- [EXERCISE PROMPT]: Without any pictures, reproduce exactly the lines running from the line containing "Decode this image" through the end of the entries.

- [PROVIDED DATA]:
....................

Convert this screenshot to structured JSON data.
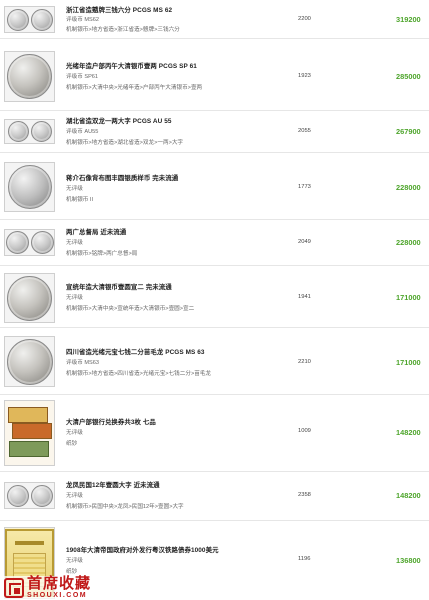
{
  "rows": [
    {
      "title": "浙江省造戆牌三钱六分 PCGS MS 62",
      "grade": "评级币 MS62",
      "category": "机制银币>地方省造>浙江省造>戆牌>三钱六分",
      "year": "2200",
      "price": "319200"
    },
    {
      "title": "光绪年造户部丙午大清银币壹两 PCGS SP 61",
      "grade": "评级币 SP61",
      "category": "机制银币>大清中央>光绪年造>户部丙午大清银币>壹两",
      "year": "1923",
      "price": "285000"
    },
    {
      "title": "湖北省造双龙一两大字 PCGS AU 55",
      "grade": "评级币 AU55",
      "category": "机制银币>地方省造>湖北省造>双龙>一两>大字",
      "year": "2055",
      "price": "267900"
    },
    {
      "title": "蒋介石像背布图丰圆银质样币 完未流通",
      "grade": "无评级",
      "category": "机制银币 II",
      "year": "1773",
      "price": "228000"
    },
    {
      "title": "两广总督局 近未流通",
      "grade": "无评级",
      "category": "机制银币>铭牌>两广总督>局",
      "year": "2049",
      "price": "228000"
    },
    {
      "title": "宣统年造大清银币壹圆宣二 完未流通",
      "grade": "无评级",
      "category": "机制银币>大清中央>宣统年造>大清银币>壹圆>宣二",
      "year": "1941",
      "price": "171000"
    },
    {
      "title": "四川省造光绪元宝七钱二分苗毛龙 PCGS MS 63",
      "grade": "评级币 MS63",
      "category": "机制银币>地方省造>四川省造>光绪元宝>七钱二分>苗毛龙",
      "year": "2210",
      "price": "171000"
    },
    {
      "title": "大清户部银行兑换券共3枚 七品",
      "grade": "无评级",
      "category": "纸钞",
      "year": "1009",
      "price": "148200"
    },
    {
      "title": "龙凤民国12年壹圆大字 近未流通",
      "grade": "无评级",
      "category": "机制银币>民国中央>龙凤>民国12年>壹圆>大字",
      "year": "2358",
      "price": "148200"
    },
    {
      "title": "1908年大清帝国政府对外发行粤汉铁路债券1000美元",
      "grade": "无评级",
      "category": "纸钞",
      "year": "1196",
      "price": "136800"
    }
  ],
  "watermark": {
    "cn": "首席收藏",
    "en": "SHOUXI.COM"
  }
}
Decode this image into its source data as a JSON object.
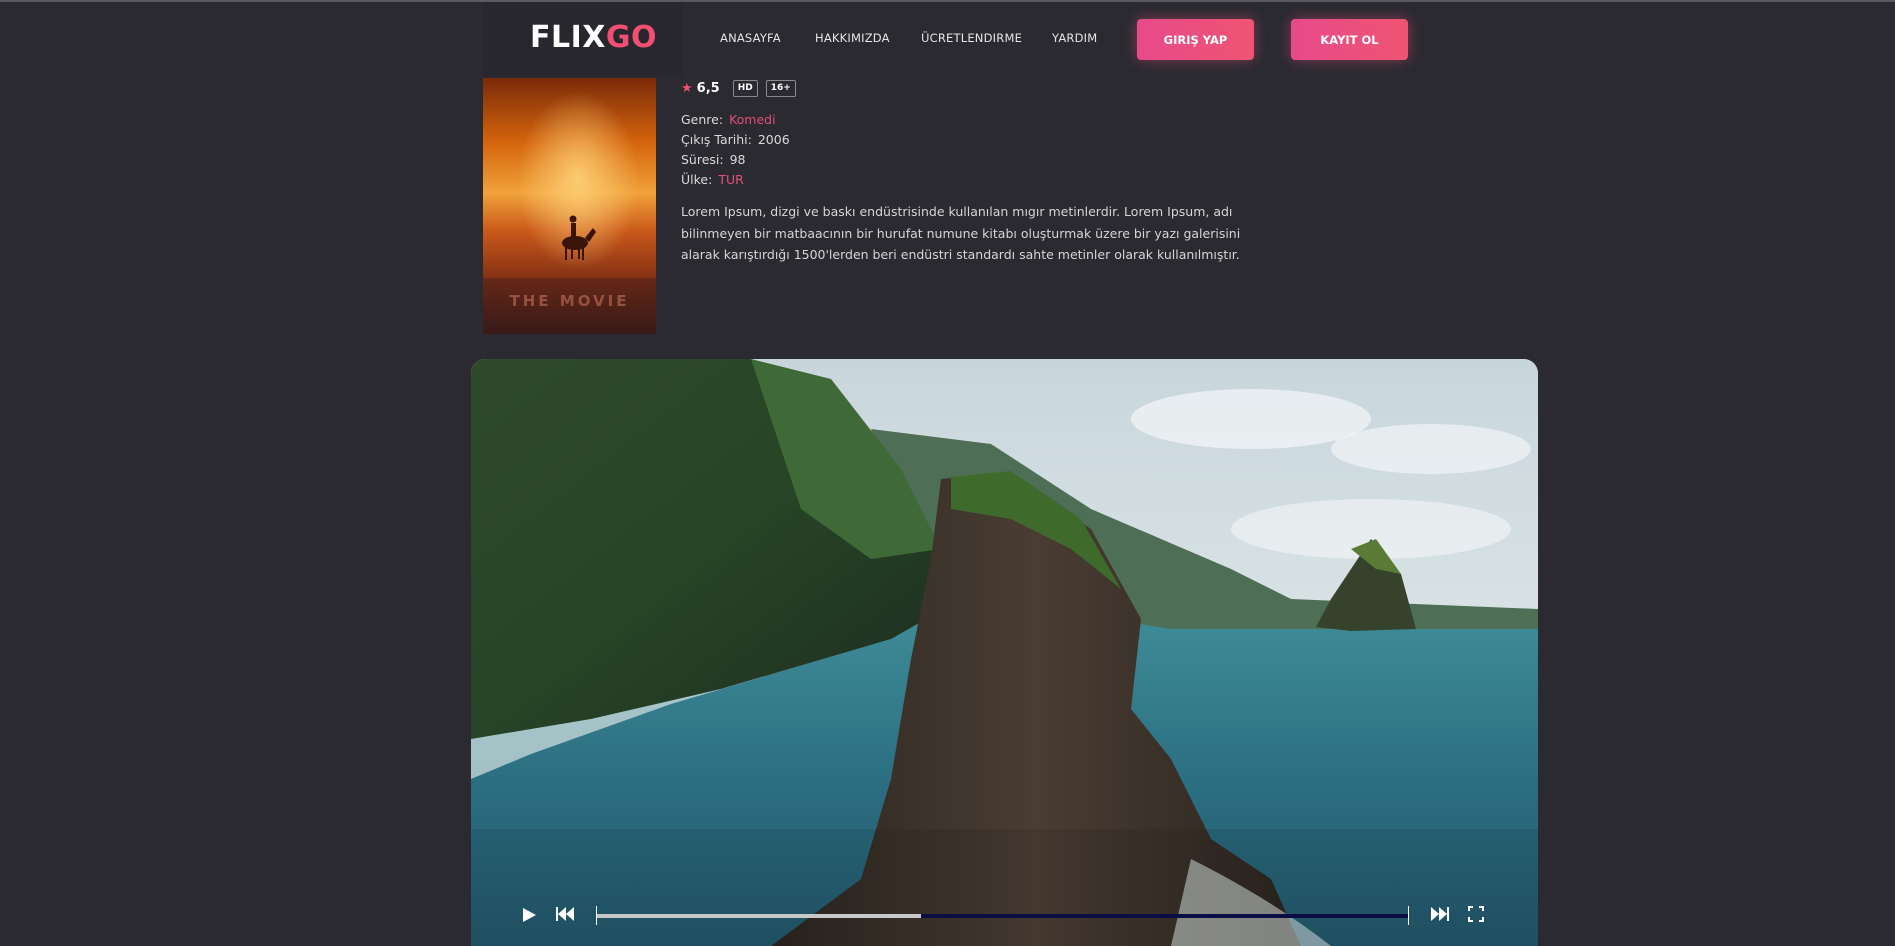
{
  "header": {
    "logo_main": "FLIX",
    "logo_accent": "GO",
    "nav": [
      "ANASAYFA",
      "HAKKIMIZDA",
      "ÜCRETLENDIRME",
      "YARDIM"
    ],
    "login_label": "GIRIŞ YAP",
    "signup_label": "KAYIT OL"
  },
  "movie": {
    "poster_title": "THE MOVIE",
    "rating": "6,5",
    "badges": [
      "HD",
      "16+"
    ],
    "genre_label": "Genre:",
    "genre_value": "Komedi",
    "release_label": "Çıkış Tarihi:",
    "release_value": "2006",
    "duration_label": "Süresi:",
    "duration_value": "98",
    "country_label": "Ülke:",
    "country_value": "TUR",
    "description": "Lorem Ipsum, dizgi ve baskı endüstrisinde kullanılan mıgır metinlerdir. Lorem Ipsum, adı bilinmeyen bir matbaacının bir hurufat numune kitabı oluşturmak üzere bir yazı galerisini alarak karıştırdığı 1500'lerden beri endüstri standardı sahte metinler olarak kullanılmıştır."
  },
  "player": {
    "progress_fraction": 0.4,
    "icons": [
      "play-icon",
      "skip-back-icon",
      "skip-forward-icon",
      "fullscreen-icon"
    ]
  },
  "colors": {
    "background": "#2b2a31",
    "accent": "#f24e74",
    "button_gradient_start": "#e84a8a",
    "button_gradient_end": "#ee5472"
  }
}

....................

- [PROBLEM SOLUTION]:
Decode this image into its source data as a JSON object.
{
  "header": {
    "logo_main": "FLIX",
    "logo_accent": "GO",
    "nav": [
      "ANASAYFA",
      "HAKKIMIZDA",
      "ÜCRETLENDIRME",
      "YARDIM"
    ],
    "login_label": "GIRIŞ YAP",
    "signup_label": "KAYIT OL"
  },
  "movie": {
    "poster_title": "THE MOVIE",
    "rating": "6,5",
    "badges": [
      "HD",
      "16+"
    ],
    "genre_label": "Genre:",
    "genre_value": "Komedi",
    "release_label": "Çıkış Tarihi:",
    "release_value": "2006",
    "duration_label": "Süresi:",
    "duration_value": "98",
    "country_label": "Ülke:",
    "country_value": "TUR",
    "description": "Lorem Ipsum, dizgi ve baskı endüstrisinde kullanılan mıgır metinlerdir. Lorem Ipsum, adı bilinmeyen bir matbaacının bir hurufat numune kitabı oluşturmak üzere bir yazı galerisini alarak karıştırdığı 1500'lerden beri endüstri standardı sahte metinler olarak kullanılmıştır."
  },
  "player": {
    "progress_fraction": 0.4,
    "icons": [
      "play-icon",
      "skip-back-icon",
      "skip-forward-icon",
      "fullscreen-icon"
    ]
  },
  "colors": {
    "background": "#2b2a31",
    "accent": "#f24e74",
    "button_gradient_start": "#e84a8a",
    "button_gradient_end": "#ee5472"
  }
}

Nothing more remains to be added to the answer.